Exercise objective: Below are the entries; state how many of their lines contain the string "условиях", and nothing more.

(Excerpt from a dataset)
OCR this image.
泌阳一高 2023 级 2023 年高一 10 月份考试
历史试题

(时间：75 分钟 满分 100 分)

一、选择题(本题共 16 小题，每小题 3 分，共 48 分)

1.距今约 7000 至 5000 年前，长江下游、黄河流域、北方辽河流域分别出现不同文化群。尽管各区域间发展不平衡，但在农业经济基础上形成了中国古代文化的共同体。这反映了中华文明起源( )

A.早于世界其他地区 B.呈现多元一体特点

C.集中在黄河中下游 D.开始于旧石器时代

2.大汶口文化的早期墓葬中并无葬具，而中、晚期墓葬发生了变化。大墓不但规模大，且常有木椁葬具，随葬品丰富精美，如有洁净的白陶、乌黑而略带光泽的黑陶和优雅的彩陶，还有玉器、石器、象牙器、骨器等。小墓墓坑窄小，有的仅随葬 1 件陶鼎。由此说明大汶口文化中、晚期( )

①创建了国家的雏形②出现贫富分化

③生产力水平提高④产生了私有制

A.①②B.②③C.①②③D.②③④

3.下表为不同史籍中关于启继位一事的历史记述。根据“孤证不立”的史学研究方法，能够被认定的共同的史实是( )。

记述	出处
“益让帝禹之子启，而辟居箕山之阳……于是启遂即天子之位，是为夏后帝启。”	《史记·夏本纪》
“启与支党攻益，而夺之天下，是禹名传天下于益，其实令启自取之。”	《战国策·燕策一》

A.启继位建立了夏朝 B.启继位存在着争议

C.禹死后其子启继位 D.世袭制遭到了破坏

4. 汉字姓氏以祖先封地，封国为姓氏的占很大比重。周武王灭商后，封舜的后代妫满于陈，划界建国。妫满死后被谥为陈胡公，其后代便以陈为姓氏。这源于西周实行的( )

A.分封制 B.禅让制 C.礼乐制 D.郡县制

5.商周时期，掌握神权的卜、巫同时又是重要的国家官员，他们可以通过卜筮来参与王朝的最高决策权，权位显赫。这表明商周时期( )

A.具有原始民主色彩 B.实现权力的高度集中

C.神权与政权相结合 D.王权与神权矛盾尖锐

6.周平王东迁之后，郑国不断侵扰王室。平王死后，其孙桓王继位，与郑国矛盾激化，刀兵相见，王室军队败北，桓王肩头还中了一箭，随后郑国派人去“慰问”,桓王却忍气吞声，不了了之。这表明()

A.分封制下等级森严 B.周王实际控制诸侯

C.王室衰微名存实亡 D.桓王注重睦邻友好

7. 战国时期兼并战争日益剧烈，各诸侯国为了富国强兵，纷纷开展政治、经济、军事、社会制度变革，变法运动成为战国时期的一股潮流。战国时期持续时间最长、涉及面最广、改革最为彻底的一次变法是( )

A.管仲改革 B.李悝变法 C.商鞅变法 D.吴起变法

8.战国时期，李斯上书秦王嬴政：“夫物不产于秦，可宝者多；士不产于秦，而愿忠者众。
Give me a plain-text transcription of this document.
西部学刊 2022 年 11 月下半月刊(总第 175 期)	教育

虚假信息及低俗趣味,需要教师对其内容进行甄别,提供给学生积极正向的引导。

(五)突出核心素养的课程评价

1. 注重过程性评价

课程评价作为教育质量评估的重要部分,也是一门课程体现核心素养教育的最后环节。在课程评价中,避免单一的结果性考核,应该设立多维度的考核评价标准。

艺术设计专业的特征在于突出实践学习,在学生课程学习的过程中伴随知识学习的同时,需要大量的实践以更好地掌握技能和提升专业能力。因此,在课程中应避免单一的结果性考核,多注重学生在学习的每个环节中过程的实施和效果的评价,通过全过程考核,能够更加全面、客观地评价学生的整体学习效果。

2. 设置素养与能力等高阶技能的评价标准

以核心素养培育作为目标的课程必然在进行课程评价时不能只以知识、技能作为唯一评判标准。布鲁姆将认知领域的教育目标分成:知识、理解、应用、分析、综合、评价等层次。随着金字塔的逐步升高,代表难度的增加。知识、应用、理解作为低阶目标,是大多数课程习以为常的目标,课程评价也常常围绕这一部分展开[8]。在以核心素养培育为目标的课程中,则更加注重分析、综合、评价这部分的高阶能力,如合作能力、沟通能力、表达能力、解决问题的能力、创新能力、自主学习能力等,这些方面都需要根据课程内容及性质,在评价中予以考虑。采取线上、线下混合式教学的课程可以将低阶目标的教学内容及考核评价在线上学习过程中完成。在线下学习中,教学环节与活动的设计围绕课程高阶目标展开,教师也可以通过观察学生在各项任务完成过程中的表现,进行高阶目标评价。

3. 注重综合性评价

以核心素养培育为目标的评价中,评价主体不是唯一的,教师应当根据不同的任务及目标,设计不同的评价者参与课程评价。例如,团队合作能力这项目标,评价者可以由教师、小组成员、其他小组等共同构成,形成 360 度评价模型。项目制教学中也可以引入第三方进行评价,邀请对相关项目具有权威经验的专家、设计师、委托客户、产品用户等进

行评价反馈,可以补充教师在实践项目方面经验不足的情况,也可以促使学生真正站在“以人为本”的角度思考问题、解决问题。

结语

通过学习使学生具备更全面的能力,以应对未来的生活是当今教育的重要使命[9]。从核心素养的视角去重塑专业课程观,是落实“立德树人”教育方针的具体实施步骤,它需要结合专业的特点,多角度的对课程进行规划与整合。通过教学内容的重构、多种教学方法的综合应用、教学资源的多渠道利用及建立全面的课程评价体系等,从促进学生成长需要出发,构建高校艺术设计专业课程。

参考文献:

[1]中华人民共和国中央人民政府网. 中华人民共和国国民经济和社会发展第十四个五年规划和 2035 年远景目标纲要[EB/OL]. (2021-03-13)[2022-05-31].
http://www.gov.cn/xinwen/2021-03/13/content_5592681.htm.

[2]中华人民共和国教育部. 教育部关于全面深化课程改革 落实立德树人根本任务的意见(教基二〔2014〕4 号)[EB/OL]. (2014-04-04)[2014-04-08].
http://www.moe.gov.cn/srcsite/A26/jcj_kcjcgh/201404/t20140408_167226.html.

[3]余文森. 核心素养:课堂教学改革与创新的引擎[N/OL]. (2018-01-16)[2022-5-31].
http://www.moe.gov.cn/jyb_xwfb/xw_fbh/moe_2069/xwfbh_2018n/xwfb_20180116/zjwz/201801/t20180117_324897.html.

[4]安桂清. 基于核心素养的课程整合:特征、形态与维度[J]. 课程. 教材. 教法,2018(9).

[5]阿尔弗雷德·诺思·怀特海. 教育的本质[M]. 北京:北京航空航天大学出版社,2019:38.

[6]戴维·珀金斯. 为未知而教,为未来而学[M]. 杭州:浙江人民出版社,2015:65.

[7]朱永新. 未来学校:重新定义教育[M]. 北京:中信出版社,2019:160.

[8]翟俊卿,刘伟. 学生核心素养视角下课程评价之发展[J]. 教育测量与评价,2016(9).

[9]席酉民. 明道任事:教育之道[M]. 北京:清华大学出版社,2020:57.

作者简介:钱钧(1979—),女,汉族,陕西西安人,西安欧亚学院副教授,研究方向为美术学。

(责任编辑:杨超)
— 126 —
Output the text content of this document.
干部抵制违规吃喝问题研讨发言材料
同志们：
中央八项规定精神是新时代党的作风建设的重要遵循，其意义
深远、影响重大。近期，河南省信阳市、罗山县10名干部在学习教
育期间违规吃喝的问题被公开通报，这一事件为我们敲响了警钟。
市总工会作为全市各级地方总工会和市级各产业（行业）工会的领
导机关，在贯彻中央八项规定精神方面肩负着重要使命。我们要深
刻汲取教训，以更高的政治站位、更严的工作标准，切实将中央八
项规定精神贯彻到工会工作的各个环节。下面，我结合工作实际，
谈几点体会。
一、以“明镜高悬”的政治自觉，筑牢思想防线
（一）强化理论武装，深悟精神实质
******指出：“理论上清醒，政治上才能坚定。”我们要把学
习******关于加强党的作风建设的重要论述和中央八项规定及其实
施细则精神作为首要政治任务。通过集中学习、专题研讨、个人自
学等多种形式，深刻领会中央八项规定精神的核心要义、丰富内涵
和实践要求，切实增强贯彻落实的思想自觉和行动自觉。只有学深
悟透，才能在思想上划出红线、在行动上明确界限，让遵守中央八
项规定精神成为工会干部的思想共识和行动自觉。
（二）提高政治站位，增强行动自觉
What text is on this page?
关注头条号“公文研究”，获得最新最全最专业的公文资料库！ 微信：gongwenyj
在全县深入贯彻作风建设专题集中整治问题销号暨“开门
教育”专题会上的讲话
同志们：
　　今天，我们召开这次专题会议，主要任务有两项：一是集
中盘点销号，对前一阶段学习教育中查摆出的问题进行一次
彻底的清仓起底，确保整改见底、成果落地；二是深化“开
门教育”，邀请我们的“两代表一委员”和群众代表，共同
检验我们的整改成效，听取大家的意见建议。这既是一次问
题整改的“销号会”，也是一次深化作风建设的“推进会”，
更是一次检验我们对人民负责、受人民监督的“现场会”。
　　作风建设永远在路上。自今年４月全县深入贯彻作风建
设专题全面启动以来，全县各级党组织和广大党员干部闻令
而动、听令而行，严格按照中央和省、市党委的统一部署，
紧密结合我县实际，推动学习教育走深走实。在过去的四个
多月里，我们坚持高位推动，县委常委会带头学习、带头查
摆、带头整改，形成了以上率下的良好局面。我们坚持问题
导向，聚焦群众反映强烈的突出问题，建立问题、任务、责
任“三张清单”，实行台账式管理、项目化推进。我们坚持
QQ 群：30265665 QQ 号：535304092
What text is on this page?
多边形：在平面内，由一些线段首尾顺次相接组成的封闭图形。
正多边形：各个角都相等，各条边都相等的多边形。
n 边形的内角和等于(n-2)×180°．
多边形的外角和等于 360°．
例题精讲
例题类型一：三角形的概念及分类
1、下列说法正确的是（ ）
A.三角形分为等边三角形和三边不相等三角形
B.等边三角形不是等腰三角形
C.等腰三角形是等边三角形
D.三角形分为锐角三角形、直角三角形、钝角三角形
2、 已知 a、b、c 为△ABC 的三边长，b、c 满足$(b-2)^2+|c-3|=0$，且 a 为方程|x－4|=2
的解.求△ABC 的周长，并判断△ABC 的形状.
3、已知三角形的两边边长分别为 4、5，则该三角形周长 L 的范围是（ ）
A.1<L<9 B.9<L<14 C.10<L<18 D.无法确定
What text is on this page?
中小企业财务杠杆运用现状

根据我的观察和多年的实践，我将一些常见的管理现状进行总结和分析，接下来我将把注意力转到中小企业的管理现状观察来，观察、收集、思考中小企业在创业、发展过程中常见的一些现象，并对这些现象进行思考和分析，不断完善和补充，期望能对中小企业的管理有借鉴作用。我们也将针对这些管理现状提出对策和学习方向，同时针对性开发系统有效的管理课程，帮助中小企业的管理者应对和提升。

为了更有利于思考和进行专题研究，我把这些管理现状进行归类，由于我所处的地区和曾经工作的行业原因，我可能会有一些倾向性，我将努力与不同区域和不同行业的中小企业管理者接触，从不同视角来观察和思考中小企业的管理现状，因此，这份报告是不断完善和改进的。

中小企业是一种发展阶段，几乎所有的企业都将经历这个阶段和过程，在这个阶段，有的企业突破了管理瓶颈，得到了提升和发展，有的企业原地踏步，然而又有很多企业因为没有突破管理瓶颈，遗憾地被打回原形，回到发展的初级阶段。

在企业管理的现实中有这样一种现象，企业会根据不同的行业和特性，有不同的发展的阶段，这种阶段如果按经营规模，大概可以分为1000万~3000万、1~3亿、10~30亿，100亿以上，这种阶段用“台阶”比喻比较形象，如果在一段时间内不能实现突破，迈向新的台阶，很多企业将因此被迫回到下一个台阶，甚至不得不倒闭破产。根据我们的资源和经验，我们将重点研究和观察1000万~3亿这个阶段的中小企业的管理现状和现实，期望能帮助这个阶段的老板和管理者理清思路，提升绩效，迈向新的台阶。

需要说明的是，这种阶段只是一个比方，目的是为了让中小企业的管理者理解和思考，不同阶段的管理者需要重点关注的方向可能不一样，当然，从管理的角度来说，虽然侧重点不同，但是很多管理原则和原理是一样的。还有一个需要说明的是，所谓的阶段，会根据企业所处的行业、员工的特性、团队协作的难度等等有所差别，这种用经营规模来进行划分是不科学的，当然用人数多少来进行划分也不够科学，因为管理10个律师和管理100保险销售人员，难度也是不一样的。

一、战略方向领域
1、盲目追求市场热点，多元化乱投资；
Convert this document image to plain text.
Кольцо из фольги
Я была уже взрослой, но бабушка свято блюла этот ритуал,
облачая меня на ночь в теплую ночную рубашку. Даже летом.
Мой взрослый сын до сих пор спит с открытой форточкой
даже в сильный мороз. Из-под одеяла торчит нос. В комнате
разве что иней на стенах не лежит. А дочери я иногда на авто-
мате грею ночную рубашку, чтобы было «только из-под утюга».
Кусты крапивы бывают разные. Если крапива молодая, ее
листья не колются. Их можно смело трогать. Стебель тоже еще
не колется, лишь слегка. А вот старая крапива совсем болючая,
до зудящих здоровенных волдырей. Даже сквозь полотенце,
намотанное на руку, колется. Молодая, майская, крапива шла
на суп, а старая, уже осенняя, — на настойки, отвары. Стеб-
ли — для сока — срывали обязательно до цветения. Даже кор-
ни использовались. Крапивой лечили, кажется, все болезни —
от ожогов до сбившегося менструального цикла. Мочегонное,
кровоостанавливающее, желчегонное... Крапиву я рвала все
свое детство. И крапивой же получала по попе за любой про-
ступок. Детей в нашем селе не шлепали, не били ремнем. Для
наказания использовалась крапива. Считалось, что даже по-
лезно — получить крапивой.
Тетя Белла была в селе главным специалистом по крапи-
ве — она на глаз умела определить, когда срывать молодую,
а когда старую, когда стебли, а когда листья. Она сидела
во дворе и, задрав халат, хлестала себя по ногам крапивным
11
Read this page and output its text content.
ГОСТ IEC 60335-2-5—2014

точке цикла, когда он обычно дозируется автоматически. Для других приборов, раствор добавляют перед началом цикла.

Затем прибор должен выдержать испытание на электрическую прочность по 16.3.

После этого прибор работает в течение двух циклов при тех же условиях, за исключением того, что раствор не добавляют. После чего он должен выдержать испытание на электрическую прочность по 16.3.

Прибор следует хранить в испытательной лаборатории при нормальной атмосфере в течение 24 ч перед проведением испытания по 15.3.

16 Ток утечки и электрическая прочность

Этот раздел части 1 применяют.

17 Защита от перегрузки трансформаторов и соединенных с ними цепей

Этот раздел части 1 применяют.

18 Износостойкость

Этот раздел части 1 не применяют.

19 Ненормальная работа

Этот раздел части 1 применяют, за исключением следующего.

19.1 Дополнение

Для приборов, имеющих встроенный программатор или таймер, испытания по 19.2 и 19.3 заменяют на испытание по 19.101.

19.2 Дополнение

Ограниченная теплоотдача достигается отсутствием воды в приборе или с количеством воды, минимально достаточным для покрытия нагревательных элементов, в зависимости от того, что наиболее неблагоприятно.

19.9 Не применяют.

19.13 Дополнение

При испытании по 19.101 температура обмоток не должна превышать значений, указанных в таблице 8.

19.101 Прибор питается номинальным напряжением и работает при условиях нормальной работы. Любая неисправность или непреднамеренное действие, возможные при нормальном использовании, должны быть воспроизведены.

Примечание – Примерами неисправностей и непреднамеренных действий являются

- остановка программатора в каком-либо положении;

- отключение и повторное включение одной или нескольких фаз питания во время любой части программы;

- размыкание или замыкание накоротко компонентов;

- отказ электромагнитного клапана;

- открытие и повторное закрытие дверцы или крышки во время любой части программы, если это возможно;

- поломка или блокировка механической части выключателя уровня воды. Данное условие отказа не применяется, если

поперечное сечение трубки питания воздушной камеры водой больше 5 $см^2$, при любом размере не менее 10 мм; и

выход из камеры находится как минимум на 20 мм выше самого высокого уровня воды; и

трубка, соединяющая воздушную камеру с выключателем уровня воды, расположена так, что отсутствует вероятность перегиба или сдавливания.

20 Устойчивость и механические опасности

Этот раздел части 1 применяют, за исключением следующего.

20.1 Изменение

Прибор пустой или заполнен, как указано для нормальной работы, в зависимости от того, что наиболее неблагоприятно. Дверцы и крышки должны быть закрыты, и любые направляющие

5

Written answer: 2